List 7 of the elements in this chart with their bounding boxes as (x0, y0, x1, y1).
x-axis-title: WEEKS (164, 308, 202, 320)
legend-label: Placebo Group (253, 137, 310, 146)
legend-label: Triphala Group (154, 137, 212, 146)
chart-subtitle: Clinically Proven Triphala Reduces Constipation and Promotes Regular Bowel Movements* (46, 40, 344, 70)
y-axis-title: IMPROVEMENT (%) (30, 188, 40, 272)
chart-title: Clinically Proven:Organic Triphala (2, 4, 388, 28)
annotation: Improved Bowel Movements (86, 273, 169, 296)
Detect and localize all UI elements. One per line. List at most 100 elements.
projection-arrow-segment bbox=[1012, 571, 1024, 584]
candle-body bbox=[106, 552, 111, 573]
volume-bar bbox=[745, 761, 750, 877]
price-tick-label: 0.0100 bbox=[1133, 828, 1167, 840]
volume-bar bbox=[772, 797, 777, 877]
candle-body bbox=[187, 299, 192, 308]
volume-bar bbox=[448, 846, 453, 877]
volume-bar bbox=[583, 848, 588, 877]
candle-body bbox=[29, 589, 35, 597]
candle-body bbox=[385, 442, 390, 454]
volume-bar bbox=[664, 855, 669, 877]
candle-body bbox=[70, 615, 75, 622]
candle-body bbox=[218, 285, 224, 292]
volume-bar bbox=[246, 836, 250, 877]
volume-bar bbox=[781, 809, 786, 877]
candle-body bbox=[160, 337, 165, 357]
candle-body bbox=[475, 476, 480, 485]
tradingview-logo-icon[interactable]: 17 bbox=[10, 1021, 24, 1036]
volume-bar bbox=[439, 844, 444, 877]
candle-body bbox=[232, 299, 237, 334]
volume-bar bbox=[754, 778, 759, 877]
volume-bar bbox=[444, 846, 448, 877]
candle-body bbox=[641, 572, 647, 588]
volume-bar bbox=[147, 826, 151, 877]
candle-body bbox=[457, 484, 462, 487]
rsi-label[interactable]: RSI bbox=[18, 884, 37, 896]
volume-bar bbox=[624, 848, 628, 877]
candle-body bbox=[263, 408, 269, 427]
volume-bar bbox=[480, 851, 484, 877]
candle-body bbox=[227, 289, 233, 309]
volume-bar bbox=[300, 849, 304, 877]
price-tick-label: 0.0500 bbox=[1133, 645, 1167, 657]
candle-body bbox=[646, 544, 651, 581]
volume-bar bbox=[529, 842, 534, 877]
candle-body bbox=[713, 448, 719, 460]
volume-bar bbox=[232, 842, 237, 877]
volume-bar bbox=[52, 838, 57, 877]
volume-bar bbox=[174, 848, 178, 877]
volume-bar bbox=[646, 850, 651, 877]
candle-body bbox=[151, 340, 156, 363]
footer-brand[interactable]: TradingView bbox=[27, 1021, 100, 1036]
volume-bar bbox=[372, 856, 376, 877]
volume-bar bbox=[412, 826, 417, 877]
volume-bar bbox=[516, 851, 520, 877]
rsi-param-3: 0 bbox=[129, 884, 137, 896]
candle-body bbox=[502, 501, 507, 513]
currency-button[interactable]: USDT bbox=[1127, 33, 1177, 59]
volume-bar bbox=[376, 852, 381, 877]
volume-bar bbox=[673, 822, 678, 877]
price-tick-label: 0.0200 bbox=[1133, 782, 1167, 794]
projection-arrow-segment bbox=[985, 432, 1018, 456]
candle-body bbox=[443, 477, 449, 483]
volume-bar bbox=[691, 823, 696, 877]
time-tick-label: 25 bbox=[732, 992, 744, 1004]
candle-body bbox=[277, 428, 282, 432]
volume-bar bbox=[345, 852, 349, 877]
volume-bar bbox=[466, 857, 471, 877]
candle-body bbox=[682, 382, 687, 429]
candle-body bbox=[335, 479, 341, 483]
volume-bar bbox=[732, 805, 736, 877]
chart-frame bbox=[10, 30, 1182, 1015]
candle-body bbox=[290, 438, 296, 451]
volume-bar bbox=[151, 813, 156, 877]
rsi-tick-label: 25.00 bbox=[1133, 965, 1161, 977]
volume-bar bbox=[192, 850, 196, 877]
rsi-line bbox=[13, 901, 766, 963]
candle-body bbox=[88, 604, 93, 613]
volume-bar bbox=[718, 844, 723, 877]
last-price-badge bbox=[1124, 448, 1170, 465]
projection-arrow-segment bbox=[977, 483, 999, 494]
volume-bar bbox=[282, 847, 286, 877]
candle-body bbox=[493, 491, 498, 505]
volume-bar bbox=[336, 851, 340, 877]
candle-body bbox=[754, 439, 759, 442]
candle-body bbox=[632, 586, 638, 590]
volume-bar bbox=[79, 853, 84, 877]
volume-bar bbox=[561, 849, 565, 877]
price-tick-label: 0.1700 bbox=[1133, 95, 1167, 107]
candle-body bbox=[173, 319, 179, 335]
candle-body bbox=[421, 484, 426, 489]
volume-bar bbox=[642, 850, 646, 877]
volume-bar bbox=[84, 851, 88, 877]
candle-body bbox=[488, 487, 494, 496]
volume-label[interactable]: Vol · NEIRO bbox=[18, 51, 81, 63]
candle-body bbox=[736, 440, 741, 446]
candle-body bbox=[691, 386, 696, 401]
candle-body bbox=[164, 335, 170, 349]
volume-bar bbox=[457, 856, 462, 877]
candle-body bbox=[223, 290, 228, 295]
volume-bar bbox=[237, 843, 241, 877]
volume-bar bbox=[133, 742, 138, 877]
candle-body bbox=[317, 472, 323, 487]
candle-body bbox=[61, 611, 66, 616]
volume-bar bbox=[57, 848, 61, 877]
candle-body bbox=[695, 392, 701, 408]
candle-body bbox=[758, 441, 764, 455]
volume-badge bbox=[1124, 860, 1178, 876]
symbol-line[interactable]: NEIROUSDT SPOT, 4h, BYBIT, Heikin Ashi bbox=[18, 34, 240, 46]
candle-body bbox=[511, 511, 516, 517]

Work instructions: Please write out the data again with "legend-label" swapped for "legend-text" everywhere, leaving everything else unchanged.

Response:
List 7 of the elements in this chart with their bounding boxes as (x0, y0, x1, y1).
x-axis-title: WEEKS (164, 308, 202, 320)
legend-text: Placebo Group (253, 137, 310, 146)
legend-text: Triphala Group (154, 137, 212, 146)
chart-subtitle: Clinically Proven Triphala Reduces Constipation and Promotes Regular Bowel Movements* (46, 40, 344, 70)
y-axis-title: IMPROVEMENT (%) (30, 188, 40, 272)
chart-title: Clinically Proven:Organic Triphala (2, 4, 388, 28)
annotation: Improved Bowel Movements (86, 273, 169, 296)
Detect and localize all UI elements. One per line. List at most 100 elements.
projection-arrow-segment bbox=[1012, 571, 1024, 584]
candle-body bbox=[106, 552, 111, 573]
volume-bar bbox=[745, 761, 750, 877]
price-tick-label: 0.0100 bbox=[1133, 828, 1167, 840]
volume-bar bbox=[772, 797, 777, 877]
candle-body bbox=[187, 299, 192, 308]
volume-bar bbox=[448, 846, 453, 877]
volume-bar bbox=[583, 848, 588, 877]
candle-body bbox=[29, 589, 35, 597]
candle-body bbox=[385, 442, 390, 454]
volume-bar bbox=[664, 855, 669, 877]
candle-body bbox=[70, 615, 75, 622]
candle-body bbox=[218, 285, 224, 292]
volume-bar bbox=[246, 836, 250, 877]
volume-bar bbox=[781, 809, 786, 877]
candle-body bbox=[160, 337, 165, 357]
candle-body bbox=[475, 476, 480, 485]
tradingview-logo-icon[interactable]: 17 bbox=[10, 1021, 24, 1036]
volume-bar bbox=[439, 844, 444, 877]
candle-body bbox=[232, 299, 237, 334]
volume-bar bbox=[754, 778, 759, 877]
volume-bar bbox=[444, 846, 448, 877]
candle-body bbox=[641, 572, 647, 588]
volume-bar bbox=[147, 826, 151, 877]
candle-body bbox=[457, 484, 462, 487]
rsi-label[interactable]: RSI bbox=[18, 884, 37, 896]
volume-bar bbox=[624, 848, 628, 877]
candle-body bbox=[263, 408, 269, 427]
volume-bar bbox=[480, 851, 484, 877]
candle-body bbox=[227, 289, 233, 309]
volume-bar bbox=[300, 849, 304, 877]
price-tick-label: 0.0500 bbox=[1133, 645, 1167, 657]
candle-body bbox=[646, 544, 651, 581]
volume-bar bbox=[529, 842, 534, 877]
candle-body bbox=[713, 448, 719, 460]
volume-bar bbox=[232, 842, 237, 877]
volume-bar bbox=[52, 838, 57, 877]
volume-bar bbox=[174, 848, 178, 877]
volume-bar bbox=[646, 850, 651, 877]
candle-body bbox=[151, 340, 156, 363]
footer-brand[interactable]: TradingView bbox=[27, 1021, 100, 1036]
volume-bar bbox=[372, 856, 376, 877]
volume-bar bbox=[412, 826, 417, 877]
volume-bar bbox=[516, 851, 520, 877]
rsi-param-3: 0 bbox=[129, 884, 137, 896]
candle-body bbox=[502, 501, 507, 513]
currency-button[interactable]: USDT bbox=[1127, 33, 1177, 59]
volume-bar bbox=[376, 852, 381, 877]
volume-bar bbox=[673, 822, 678, 877]
price-tick-label: 0.0200 bbox=[1133, 782, 1167, 794]
projection-arrow-segment bbox=[985, 432, 1018, 456]
candle-body bbox=[443, 477, 449, 483]
volume-bar bbox=[691, 823, 696, 877]
time-tick-label: 25 bbox=[732, 992, 744, 1004]
candle-body bbox=[277, 428, 282, 432]
volume-bar bbox=[345, 852, 349, 877]
volume-bar bbox=[466, 857, 471, 877]
candle-body bbox=[682, 382, 687, 429]
candle-body bbox=[335, 479, 341, 483]
volume-bar bbox=[732, 805, 736, 877]
chart-frame bbox=[10, 30, 1182, 1015]
candle-body bbox=[290, 438, 296, 451]
volume-bar bbox=[151, 813, 156, 877]
rsi-tick-label: 25.00 bbox=[1133, 965, 1161, 977]
volume-bar bbox=[192, 850, 196, 877]
rsi-line bbox=[13, 901, 766, 963]
candle-body bbox=[88, 604, 93, 613]
volume-bar bbox=[718, 844, 723, 877]
last-price-badge bbox=[1124, 448, 1170, 465]
projection-arrow-segment bbox=[977, 483, 999, 494]
volume-bar bbox=[282, 847, 286, 877]
candle-body bbox=[493, 491, 498, 505]
volume-bar bbox=[336, 851, 340, 877]
candle-body bbox=[754, 439, 759, 442]
candle-body bbox=[632, 586, 638, 590]
volume-bar bbox=[79, 853, 84, 877]
volume-bar bbox=[561, 849, 565, 877]
price-tick-label: 0.1700 bbox=[1133, 95, 1167, 107]
candle-body bbox=[173, 319, 179, 335]
candle-body bbox=[421, 484, 426, 489]
volume-bar bbox=[642, 850, 646, 877]
volume-bar bbox=[84, 851, 88, 877]
candle-body bbox=[488, 487, 494, 496]
volume-label[interactable]: Vol · NEIRO bbox=[18, 51, 81, 63]
candle-body bbox=[736, 440, 741, 446]
candle-body bbox=[691, 386, 696, 401]
candle-body bbox=[164, 335, 170, 349]
volume-bar bbox=[457, 856, 462, 877]
candle-body bbox=[223, 290, 228, 295]
volume-bar bbox=[237, 843, 241, 877]
volume-bar bbox=[133, 742, 138, 877]
candle-body bbox=[317, 472, 323, 487]
candle-body bbox=[61, 611, 66, 616]
volume-bar bbox=[57, 848, 61, 877]
candle-body bbox=[695, 392, 701, 408]
candle-body bbox=[758, 441, 764, 455]
volume-badge bbox=[1124, 860, 1178, 876]
symbol-line[interactable]: NEIROUSDT SPOT, 4h, BYBIT, Heikin Ashi bbox=[18, 34, 240, 46]
candle-body bbox=[511, 511, 516, 517]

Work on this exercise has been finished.